Data provided ▸
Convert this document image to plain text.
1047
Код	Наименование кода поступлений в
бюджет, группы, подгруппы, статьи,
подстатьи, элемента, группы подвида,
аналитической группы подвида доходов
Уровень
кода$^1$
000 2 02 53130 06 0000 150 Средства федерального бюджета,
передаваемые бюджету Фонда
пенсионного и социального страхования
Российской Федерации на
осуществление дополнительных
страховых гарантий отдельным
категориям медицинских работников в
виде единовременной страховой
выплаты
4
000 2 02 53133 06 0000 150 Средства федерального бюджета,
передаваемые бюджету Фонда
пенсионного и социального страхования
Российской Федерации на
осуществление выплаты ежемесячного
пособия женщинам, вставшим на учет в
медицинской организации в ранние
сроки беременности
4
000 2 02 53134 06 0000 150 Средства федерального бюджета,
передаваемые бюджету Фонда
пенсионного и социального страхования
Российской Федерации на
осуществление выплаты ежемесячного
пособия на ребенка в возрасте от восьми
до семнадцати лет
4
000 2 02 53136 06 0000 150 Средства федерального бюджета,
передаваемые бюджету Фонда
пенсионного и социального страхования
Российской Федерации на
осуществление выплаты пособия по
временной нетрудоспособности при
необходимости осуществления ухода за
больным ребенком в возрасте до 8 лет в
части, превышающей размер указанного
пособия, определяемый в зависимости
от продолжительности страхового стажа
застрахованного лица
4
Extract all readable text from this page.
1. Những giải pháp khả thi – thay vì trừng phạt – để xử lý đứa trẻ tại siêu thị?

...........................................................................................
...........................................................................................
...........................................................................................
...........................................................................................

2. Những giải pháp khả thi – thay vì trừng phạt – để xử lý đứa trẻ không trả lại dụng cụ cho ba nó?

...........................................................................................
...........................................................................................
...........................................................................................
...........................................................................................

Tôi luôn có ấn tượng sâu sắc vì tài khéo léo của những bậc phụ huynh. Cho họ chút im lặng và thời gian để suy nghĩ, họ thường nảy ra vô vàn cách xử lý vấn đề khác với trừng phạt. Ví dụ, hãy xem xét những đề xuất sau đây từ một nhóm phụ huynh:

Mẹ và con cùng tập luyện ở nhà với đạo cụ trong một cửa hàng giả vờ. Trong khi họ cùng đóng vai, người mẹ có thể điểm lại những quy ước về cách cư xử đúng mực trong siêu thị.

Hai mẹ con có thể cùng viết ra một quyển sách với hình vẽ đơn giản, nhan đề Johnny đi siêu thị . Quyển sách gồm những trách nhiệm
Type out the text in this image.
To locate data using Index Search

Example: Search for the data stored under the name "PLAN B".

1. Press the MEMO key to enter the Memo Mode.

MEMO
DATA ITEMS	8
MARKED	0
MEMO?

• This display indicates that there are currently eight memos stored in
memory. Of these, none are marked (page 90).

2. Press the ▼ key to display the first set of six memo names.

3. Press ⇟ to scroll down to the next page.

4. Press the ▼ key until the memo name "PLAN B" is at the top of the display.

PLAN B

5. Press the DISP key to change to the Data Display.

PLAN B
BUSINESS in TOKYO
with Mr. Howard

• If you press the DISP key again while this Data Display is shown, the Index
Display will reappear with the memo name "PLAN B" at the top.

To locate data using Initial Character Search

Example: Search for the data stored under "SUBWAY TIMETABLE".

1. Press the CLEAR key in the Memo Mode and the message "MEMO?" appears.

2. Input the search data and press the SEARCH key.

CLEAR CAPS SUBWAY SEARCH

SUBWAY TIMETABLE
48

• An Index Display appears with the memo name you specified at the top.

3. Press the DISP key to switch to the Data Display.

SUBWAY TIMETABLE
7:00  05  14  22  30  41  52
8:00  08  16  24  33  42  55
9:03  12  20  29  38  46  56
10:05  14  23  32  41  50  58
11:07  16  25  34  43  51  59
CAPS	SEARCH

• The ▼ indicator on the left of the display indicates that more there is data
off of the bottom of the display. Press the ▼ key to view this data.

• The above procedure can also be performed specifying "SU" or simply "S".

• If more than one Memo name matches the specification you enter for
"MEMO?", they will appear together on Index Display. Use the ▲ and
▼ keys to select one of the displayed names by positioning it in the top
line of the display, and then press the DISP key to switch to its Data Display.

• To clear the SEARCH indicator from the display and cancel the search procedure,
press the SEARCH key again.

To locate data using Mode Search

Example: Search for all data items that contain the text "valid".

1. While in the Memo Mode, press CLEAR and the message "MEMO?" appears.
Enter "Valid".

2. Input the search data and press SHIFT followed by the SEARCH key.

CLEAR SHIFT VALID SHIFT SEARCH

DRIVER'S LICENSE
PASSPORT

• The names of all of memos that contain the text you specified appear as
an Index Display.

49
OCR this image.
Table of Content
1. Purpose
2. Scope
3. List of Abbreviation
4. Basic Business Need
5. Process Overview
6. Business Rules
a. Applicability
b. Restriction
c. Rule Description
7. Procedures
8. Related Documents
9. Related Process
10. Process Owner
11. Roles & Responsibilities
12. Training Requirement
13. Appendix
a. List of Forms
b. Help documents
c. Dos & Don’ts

Exercise requirements ▸
Transcribe the material above word for word.

Written reply ▸
Convert this document image to plain text.
1047
Код	Наименование кода поступлений в
бюджет, группы, подгруппы, статьи,
подстатьи, элемента, группы подвида,
аналитической группы подвида доходов
Уровень
кода$^1$
000 2 02 53130 06 0000 150 Средства федерального бюджета,
передаваемые бюджету Фонда
пенсионного и социального страхования
Российской Федерации на
осуществление дополнительных
страховых гарантий отдельным
категориям медицинских работников в
виде единовременной страховой
выплаты
4
000 2 02 53133 06 0000 150 Средства федерального бюджета,
передаваемые бюджету Фонда
пенсионного и социального страхования
Российской Федерации на
осуществление выплаты ежемесячного
пособия женщинам, вставшим на учет в
медицинской организации в ранние
сроки беременности
4
000 2 02 53134 06 0000 150 Средства федерального бюджета,
передаваемые бюджету Фонда
пенсионного и социального страхования
Российской Федерации на
осуществление выплаты ежемесячного
пособия на ребенка в возрасте от восьми
до семнадцати лет
4
000 2 02 53136 06 0000 150 Средства федерального бюджета,
передаваемые бюджету Фонда
пенсионного и социального страхования
Российской Федерации на
осуществление выплаты пособия по
временной нетрудоспособности при
необходимости осуществления ухода за
больным ребенком в возрасте до 8 лет в
части, превышающей размер указанного
пособия, определяемый в зависимости
от продолжительности страхового стажа
застрахованного лица
4
Extract all readable text from this page.
1. Những giải pháp khả thi – thay vì trừng phạt – để xử lý đứa trẻ tại siêu thị?

...........................................................................................
...........................................................................................
...........................................................................................
...........................................................................................

2. Những giải pháp khả thi – thay vì trừng phạt – để xử lý đứa trẻ không trả lại dụng cụ cho ba nó?

...........................................................................................
...........................................................................................
...........................................................................................
...........................................................................................

Tôi luôn có ấn tượng sâu sắc vì tài khéo léo của những bậc phụ huynh. Cho họ chút im lặng và thời gian để suy nghĩ, họ thường nảy ra vô vàn cách xử lý vấn đề khác với trừng phạt. Ví dụ, hãy xem xét những đề xuất sau đây từ một nhóm phụ huynh:

Mẹ và con cùng tập luyện ở nhà với đạo cụ trong một cửa hàng giả vờ. Trong khi họ cùng đóng vai, người mẹ có thể điểm lại những quy ước về cách cư xử đúng mực trong siêu thị.

Hai mẹ con có thể cùng viết ra một quyển sách với hình vẽ đơn giản, nhan đề Johnny đi siêu thị . Quyển sách gồm những trách nhiệm
Type out the text in this image.
To locate data using Index Search

Example: Search for the data stored under the name "PLAN B".

1. Press the MEMO key to enter the Memo Mode.

MEMO
DATA ITEMS	8
MARKED	0
MEMO?

• This display indicates that there are currently eight memos stored in
memory. Of these, none are marked (page 90).

2. Press the ▼ key to display the first set of six memo names.

3. Press ⇟ to scroll down to the next page.

4. Press the ▼ key until the memo name "PLAN B" is at the top of the display.

PLAN B

5. Press the DISP key to change to the Data Display.

PLAN B
BUSINESS in TOKYO
with Mr. Howard

• If you press the DISP key again while this Data Display is shown, the Index
Display will reappear with the memo name "PLAN B" at the top.

To locate data using Initial Character Search

Example: Search for the data stored under "SUBWAY TIMETABLE".

1. Press the CLEAR key in the Memo Mode and the message "MEMO?" appears.

2. Input the search data and press the SEARCH key.

CLEAR CAPS SUBWAY SEARCH

SUBWAY TIMETABLE
48

• An Index Display appears with the memo name you specified at the top.

3. Press the DISP key to switch to the Data Display.

SUBWAY TIMETABLE
7:00  05  14  22  30  41  52
8:00  08  16  24  33  42  55
9:03  12  20  29  38  46  56
10:05  14  23  32  41  50  58
11:07  16  25  34  43  51  59
CAPS	SEARCH

• The ▼ indicator on the left of the display indicates that more there is data
off of the bottom of the display. Press the ▼ key to view this data.

• The above procedure can also be performed specifying "SU" or simply "S".

• If more than one Memo name matches the specification you enter for
"MEMO?", they will appear together on Index Display. Use the ▲ and
▼ keys to select one of the displayed names by positioning it in the top
line of the display, and then press the DISP key to switch to its Data Display.

• To clear the SEARCH indicator from the display and cancel the search procedure,
press the SEARCH key again.

To locate data using Mode Search

Example: Search for all data items that contain the text "valid".

1. While in the Memo Mode, press CLEAR and the message "MEMO?" appears.
Enter "Valid".

2. Input the search data and press SHIFT followed by the SEARCH key.

CLEAR SHIFT VALID SHIFT SEARCH

DRIVER'S LICENSE
PASSPORT

• The names of all of memos that contain the text you specified appear as
an Index Display.

49
OCR this image.
Table of Content
1. Purpose
2. Scope
3. List of Abbreviation
4. Basic Business Need
5. Process Overview
6. Business Rules
a. Applicability
b. Restriction
c. Rule Description
7. Procedures
8. Related Documents
9. Related Process
10. Process Owner
11. Roles & Responsibilities
12. Training Requirement
13. Appendix
a. List of Forms
b. Help documents
c. Dos & Don’ts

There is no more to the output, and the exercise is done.